A line of 100 airline passengers is waiting to board a plane. they each hold a ticket to one of the 100 seats on that flight. (for convenience, let’s say that the nth passenger in line has a ticket for the seat number n.)
Unfortunately, the first person in line is crazy, and will ignore the seat number on their ticket, picking a random seat to occupy. all of the other passengers are quite normal, and will go to their proper seat unless it is already occupied. If it is occupied, they will then find a free seat to sit in, at random.
What is the probability that the last (100th) person to board the plane will sit in their proper seat (#100)?
Solution :
For four passengers, the possiblities are:
(x-ing out the ones that are not possible--because a "normal" passenger would sit in their own seat if it is open)

## Information given

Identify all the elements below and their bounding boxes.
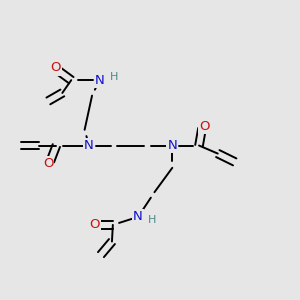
Text: O: O xyxy=(89,218,100,231)
Text: N: N xyxy=(133,210,143,224)
Text: N: N xyxy=(94,74,104,87)
Text: H: H xyxy=(110,72,118,82)
Text: H: H xyxy=(148,215,157,225)
Text: O: O xyxy=(43,157,53,170)
Text: N: N xyxy=(167,139,177,152)
Text: N: N xyxy=(84,139,94,152)
Text: O: O xyxy=(50,61,61,74)
Text: O: O xyxy=(199,120,210,133)
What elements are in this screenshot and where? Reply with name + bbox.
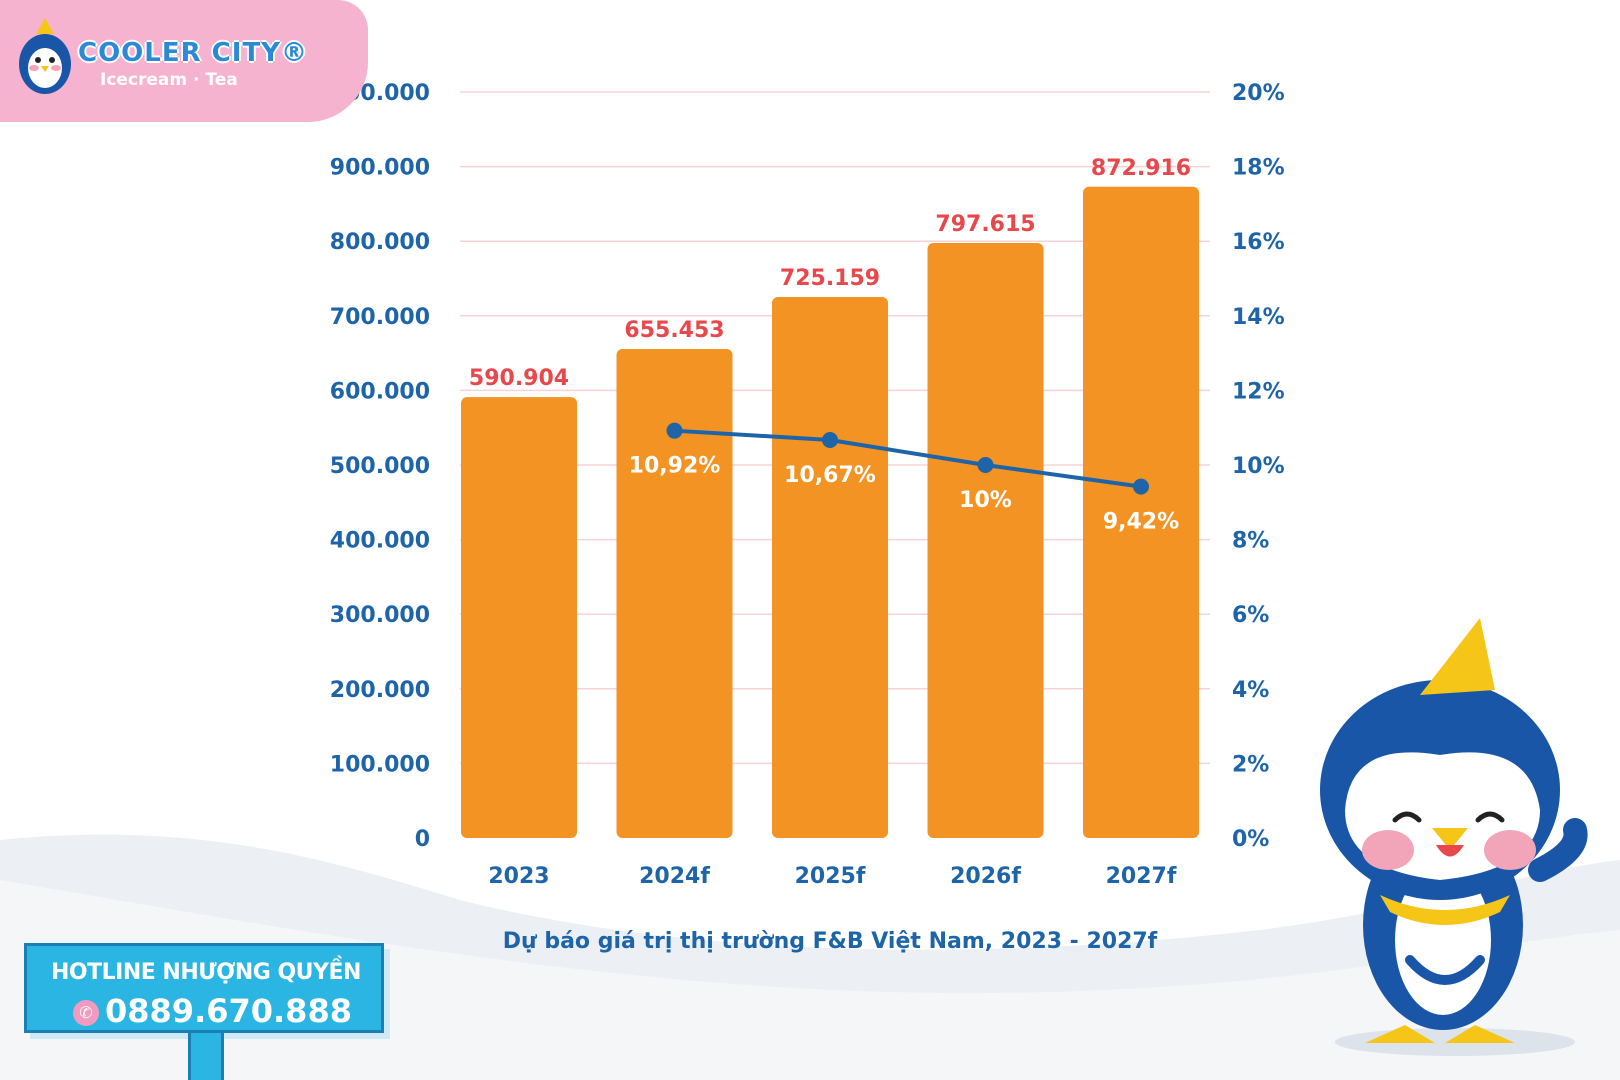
bar-value-label: 872.916 xyxy=(1091,156,1191,181)
hotline-phone-number[interactable]: 0889.670.888 xyxy=(105,992,352,1030)
bar-2026f xyxy=(927,242,1044,838)
y-tick-label-right: 14% xyxy=(1232,305,1285,330)
y-tick-label-left: 600.000 xyxy=(330,379,430,404)
hotline-title: HOTLINE NHƯỢNG QUYỀN xyxy=(51,960,361,985)
growth-rate-point xyxy=(666,422,683,439)
growth-rate-label: 10,92% xyxy=(629,454,721,479)
y-tick-label-right: 20% xyxy=(1232,81,1285,106)
snow-hill-highlight xyxy=(0,880,1620,1080)
y-tick-label-left: 200.000 xyxy=(330,678,430,703)
x-tick-label: 2026f xyxy=(950,864,1021,889)
bars xyxy=(461,186,1199,838)
bar-2023 xyxy=(461,397,577,838)
y-tick-label-right: 0% xyxy=(1232,827,1269,852)
growth-rate-label: 10% xyxy=(959,488,1012,513)
y-tick-label-right: 6% xyxy=(1232,603,1269,628)
y-tick-label-right: 4% xyxy=(1232,678,1269,703)
growth-rate-point xyxy=(1133,478,1149,495)
growth-rate-point xyxy=(822,432,838,449)
bar-2024f xyxy=(616,349,733,838)
y-tick-label-right: 18% xyxy=(1232,156,1285,181)
y-tick-label-left: 900.000 xyxy=(330,156,430,181)
y-tick-label-left: 0 xyxy=(415,827,430,852)
growth-rate-label: 9,42% xyxy=(1103,510,1179,535)
y-tick-label-right: 2% xyxy=(1232,752,1269,777)
brand-badge[interactable]: COOLER CITY® Icecream · Tea xyxy=(0,0,368,122)
y-tick-label-left: 300.000 xyxy=(330,603,430,628)
y-tick-label-left: 100.000 xyxy=(330,752,430,777)
hotline-sign[interactable]: HOTLINE NHƯỢNG QUYỀN ✆ 0889.670.888 xyxy=(24,943,384,1033)
growth-rate-line xyxy=(674,428,1142,489)
x-tick-label: 2027f xyxy=(1106,864,1177,889)
x-tick-label: 2025f xyxy=(795,864,866,889)
y-tick-label-right: 8% xyxy=(1232,529,1269,554)
growth-line xyxy=(666,422,1149,495)
y-tick-label-right: 16% xyxy=(1232,230,1285,255)
y-tick-label-left: 400.000 xyxy=(330,529,430,554)
penguin-mascot-illustration xyxy=(1320,618,1588,1056)
bar-value-label: 655.453 xyxy=(624,318,724,343)
y-tick-label-right: 12% xyxy=(1232,379,1285,404)
phone-icon: ✆ xyxy=(73,1000,99,1026)
y-tick-label-left: 700.000 xyxy=(330,305,430,330)
y-tick-label-left: 800.000 xyxy=(330,230,430,255)
bar-value-label: 725.159 xyxy=(780,266,880,291)
bar-2025f xyxy=(772,297,888,838)
y-tick-label-right: 10% xyxy=(1232,454,1285,479)
brand-tagline: Icecream · Tea xyxy=(100,70,238,90)
brand-name: COOLER CITY® xyxy=(78,38,309,68)
bar-2027f xyxy=(1083,186,1199,838)
bar-value-label: 590.904 xyxy=(469,366,569,391)
y-tick-label-left: 500.000 xyxy=(330,454,430,479)
growth-rate-point xyxy=(977,457,994,473)
chart-labels: 0 0% 100.000 2% 200.000 4% 300.000 6% 400.000 8% 5… xyxy=(306,81,1285,889)
x-tick-label: 2023 xyxy=(488,864,549,889)
growth-rate-label: 10,67% xyxy=(784,463,876,488)
chart-title: Dự báo giá trị thị trường F&B Việt Nam, … xyxy=(503,929,1158,954)
penguin-logo-icon xyxy=(19,18,71,94)
bar-value-label: 797.615 xyxy=(935,212,1035,237)
hotline-sign-post xyxy=(188,1033,224,1080)
x-tick-label: 2024f xyxy=(639,864,710,889)
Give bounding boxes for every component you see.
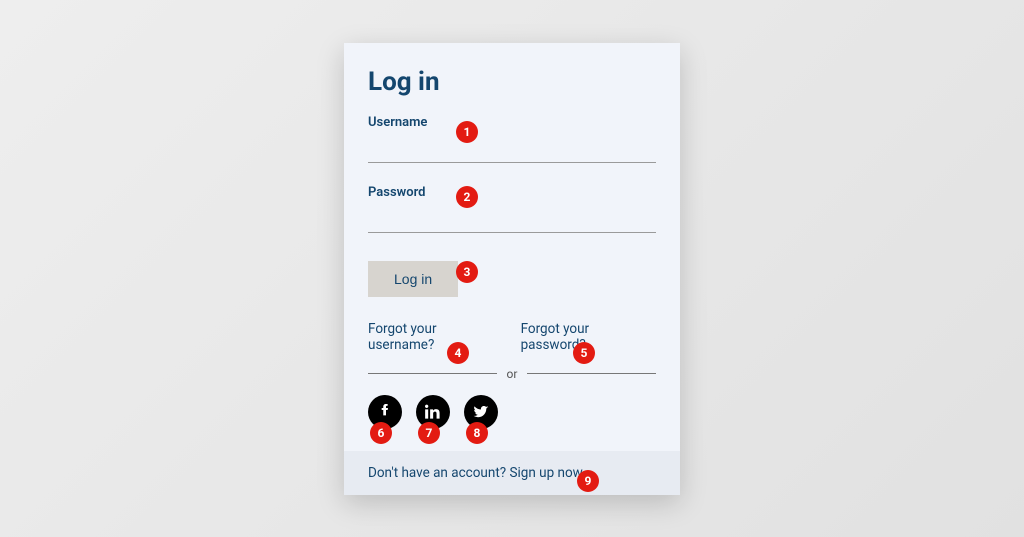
twitter-button[interactable] (464, 395, 498, 429)
forgot-username-link[interactable]: Forgot your username? (368, 321, 505, 353)
divider-line-right (527, 373, 656, 374)
username-label: Username (368, 115, 656, 130)
forgot-password-link[interactable]: Forgot your password? (521, 321, 656, 353)
password-label: Password (368, 185, 656, 200)
linkedin-button[interactable] (416, 395, 450, 429)
divider-label: or (507, 367, 518, 381)
footer-text: Don't have an account? (368, 465, 509, 481)
page-title: Log in (368, 67, 656, 97)
signup-footer: Don't have an account? Sign up now (344, 451, 680, 495)
facebook-icon (377, 404, 393, 420)
linkedin-icon (425, 404, 441, 420)
twitter-icon (473, 404, 489, 420)
password-input[interactable] (368, 204, 656, 233)
divider-line-left (368, 373, 497, 374)
username-input[interactable] (368, 134, 656, 163)
password-field: Password (368, 185, 656, 233)
login-card: Log in Username Password Log in Forgot y… (344, 43, 680, 495)
username-field: Username (368, 115, 656, 163)
or-divider: or (368, 367, 656, 381)
login-button[interactable]: Log in (368, 261, 458, 297)
card-body: Log in Username Password Log in Forgot y… (344, 43, 680, 429)
signup-link[interactable]: Sign up now (509, 465, 582, 481)
facebook-button[interactable] (368, 395, 402, 429)
forgot-row: Forgot your username? Forgot your passwo… (368, 321, 656, 353)
social-row (368, 395, 656, 429)
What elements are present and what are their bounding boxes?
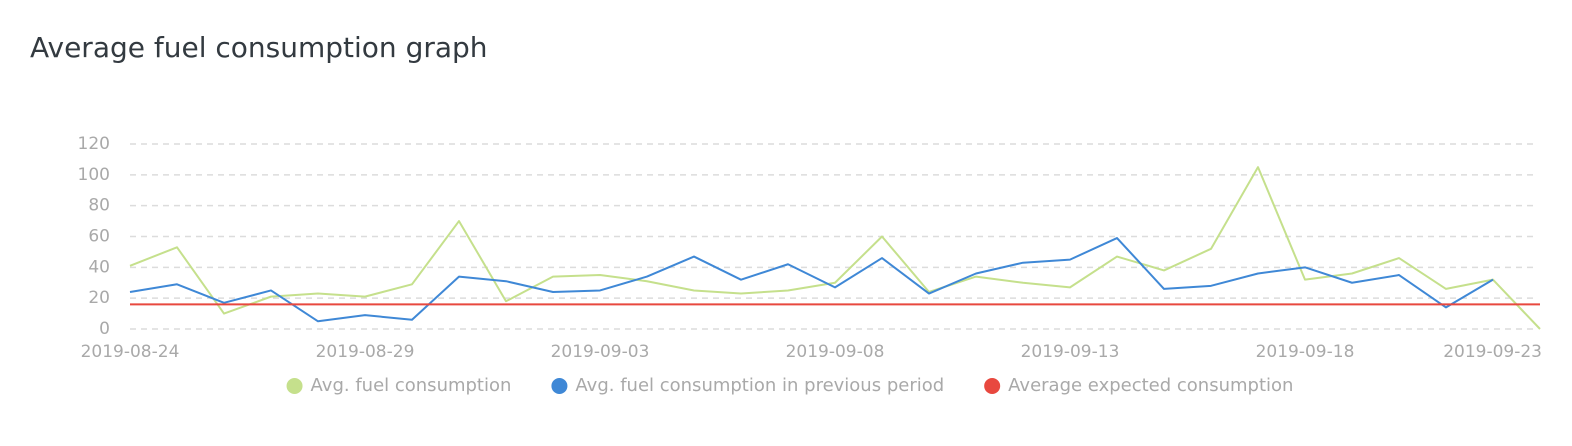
y-tick-label: 100	[78, 165, 110, 185]
legend-marker	[551, 378, 568, 394]
legend-label: Avg. fuel consumption	[311, 375, 512, 396]
y-tick-label: 80	[88, 196, 110, 216]
y-tick-label: 40	[88, 257, 110, 277]
x-tick-label: 2019-09-08	[786, 342, 885, 362]
legend-marker	[984, 378, 1001, 394]
series-line	[129, 166, 1541, 330]
legend-label: Average expected consumption	[1008, 375, 1293, 396]
x-tick-label: 2019-08-29	[316, 342, 415, 362]
y-tick-label: 120	[78, 134, 110, 154]
y-tick-label: 60	[88, 227, 110, 247]
x-tick-label: 2019-09-03	[551, 342, 650, 362]
chart-title: Average fuel consumption graph	[30, 31, 488, 64]
x-tick-label: 2019-09-23	[1443, 342, 1542, 362]
series-line	[129, 237, 1494, 323]
x-tick-label: 2019-09-18	[1256, 342, 1355, 362]
legend-label: Avg. fuel consumption in previous period	[575, 375, 944, 396]
legend-marker	[286, 378, 303, 394]
y-tick-label: 20	[88, 288, 110, 308]
x-tick-label: 2019-09-13	[1021, 342, 1120, 362]
y-tick-label: 0	[99, 319, 110, 339]
x-tick-label: 2019-08-24	[81, 342, 180, 362]
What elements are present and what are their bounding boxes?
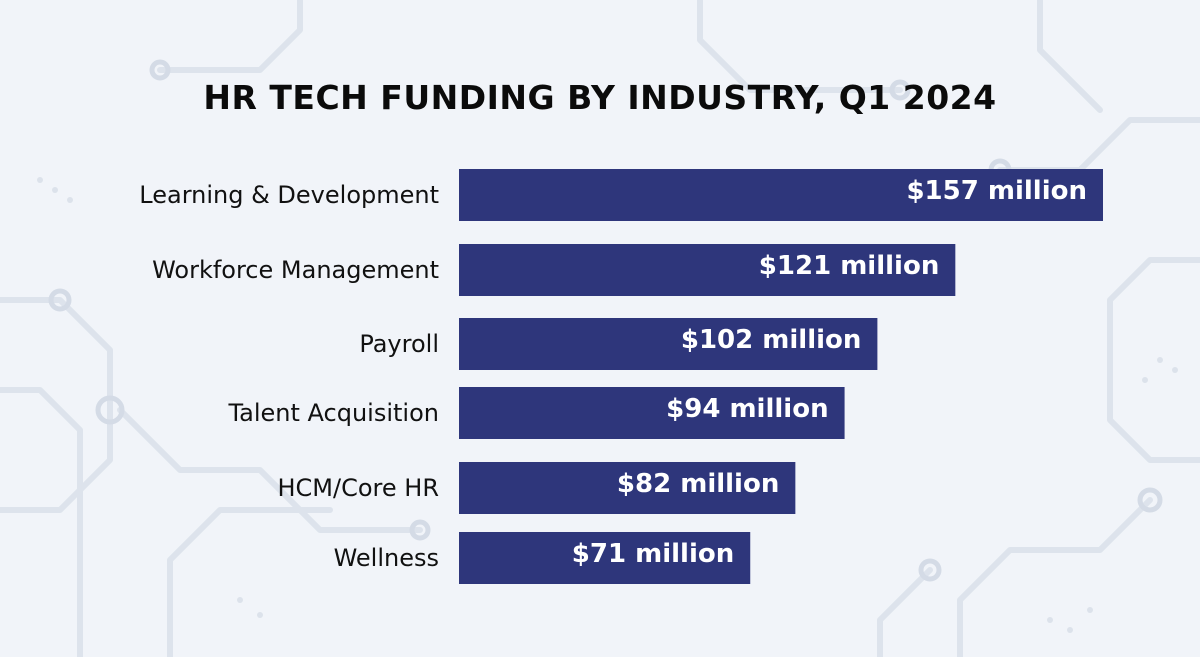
category-label: Wellness: [334, 544, 439, 572]
category-label: HCM/Core HR: [278, 474, 440, 502]
bar: [459, 532, 751, 584]
category-label: Workforce Management: [152, 256, 439, 284]
data-label: $157 million: [906, 176, 1087, 206]
chart-title: HR TECH FUNDING BY INDUSTRY, Q1 2024: [203, 78, 997, 117]
bar: [459, 244, 956, 296]
data-label: $102 million: [681, 325, 862, 355]
category-label: Payroll: [359, 330, 439, 358]
category-labels-group: Learning & Development Workforce Manageme…: [139, 181, 439, 572]
category-label: Learning & Development: [139, 181, 439, 209]
bar: [459, 318, 878, 370]
bar: [459, 387, 845, 439]
data-label: $71 million: [572, 539, 734, 569]
category-label: Talent Acquisition: [227, 399, 439, 427]
data-label: $94 million: [666, 394, 828, 424]
bar: [459, 169, 1103, 221]
data-label: $121 million: [759, 251, 940, 281]
data-labels-group: $157 million $121 million $102 million $94 …: [572, 176, 1087, 569]
data-label: $82 million: [617, 469, 779, 499]
bars-group: [459, 169, 1103, 584]
bar: [459, 462, 796, 514]
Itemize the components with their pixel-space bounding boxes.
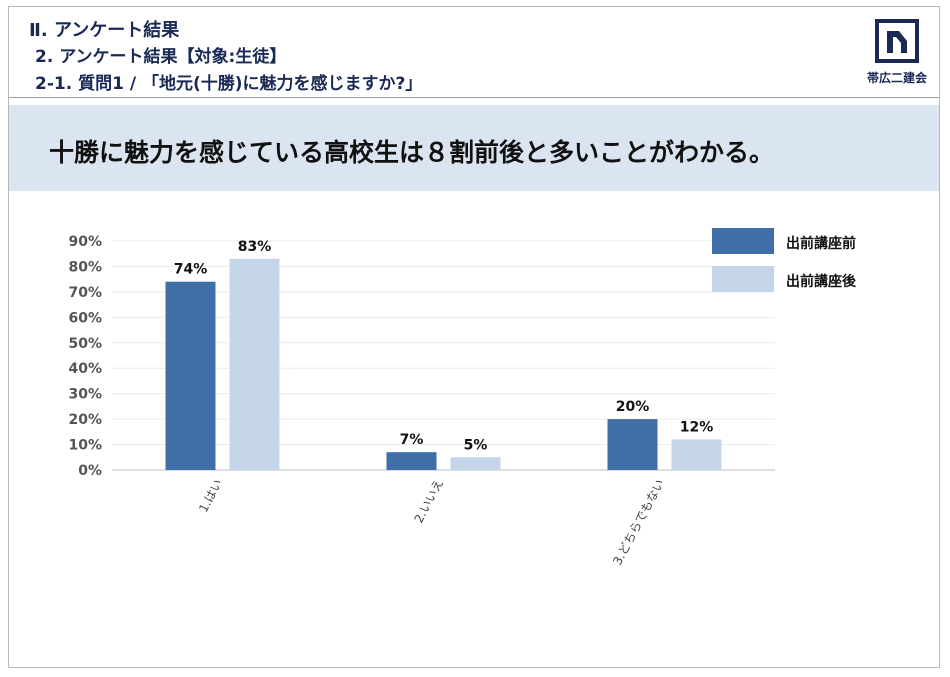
logo-icon <box>875 19 919 63</box>
summary-text: 十勝に魅力を感じている高校生は８割前後と多いことがわかる。 <box>49 138 775 167</box>
subsection-title: 2. アンケート結果【対象:生徒】 <box>35 47 287 67</box>
question-title: 2-1. 質問1 / 「地元(十勝)に魅力を感じますか?」 <box>35 74 423 94</box>
logo-text: 帯広二建会 <box>866 71 927 85</box>
legend-swatch-after <box>712 266 774 292</box>
summary-banner: 十勝に魅力を感じている高校生は８割前後と多いことがわかる。 <box>9 105 939 191</box>
legend-label-after: 出前講座後 <box>786 274 856 290</box>
section-title: Ⅱ. アンケート結果 <box>29 20 180 41</box>
legend-label-before: 出前講座前 <box>786 236 856 252</box>
legend-swatch-before <box>712 228 774 254</box>
slide-frame: Ⅱ. アンケート結果 2. アンケート結果【対象:生徒】 2-1. 質問1 / … <box>8 6 940 668</box>
header-divider <box>9 97 939 98</box>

## Short exercise 1
Repeat the airline seating puzzle from "What is the" to "it is open)".
## Short exercise 2
List every parenthetical remark in the airline seating puzzle, copying each one with its parentheses.
## Short exercise 3
Pick up the airline seating puzzle after its final line and carry on writing.

## Expected output 1
What is the probability that the last (100th) person to board the plane will sit in their proper seat (#100)?
Solution :
For four passengers, the possiblities are:
(x-ing out the ones that are not possible--because a "normal" passenger would sit in their own seat if it is open)

## Expected output 2
- (for convenience, let’s say that the nth passenger in line has a ticket for the seat number n.)
- (100th)
- (#100)
- (x-ing out the ones that are not possible--because a "normal" passenger would sit in their own seat if it is open)

## Expected output 3
1234
1243 x
1324 x
1342 x
1423 x
1432 x
2134
2143 x
2314 x
2341 x
2413 x
2431 x
3124
3142 x
3214
3241 x
3412 x
3421 x
4123
4132
4213
4231
4312 x
4321 x
Of the 8 valid possibilities, 1/2 of them have player 4 sitting in the his own seat.
An easier way to think about it:
There are only two (relevant) possible outcomes of a random seat choice:
1) Seat 1 (1/100 chance)
2) Seat 100 (1/100 chance)
3) Some other seat (98/100 chance)
Case 1 - Each other person can sit in their assigned seat, and the last passenger can sit his own. Let's call this a "win"
Case 2 - Each other person can sit in their assigned seat, but the last passenger's seat is taken, and he has to sit in seat 1. Let's call this a "loss"
Case 3 doesn't particularly interest us, because it simply defers the "decision" point to a passenger later, who will make another random choice.
At each point, the chances of randomly choosing seat 1 is the same as randomly choosing seat n, so the chances will always be 1/2, no matter how many seats/passengers we're talking about.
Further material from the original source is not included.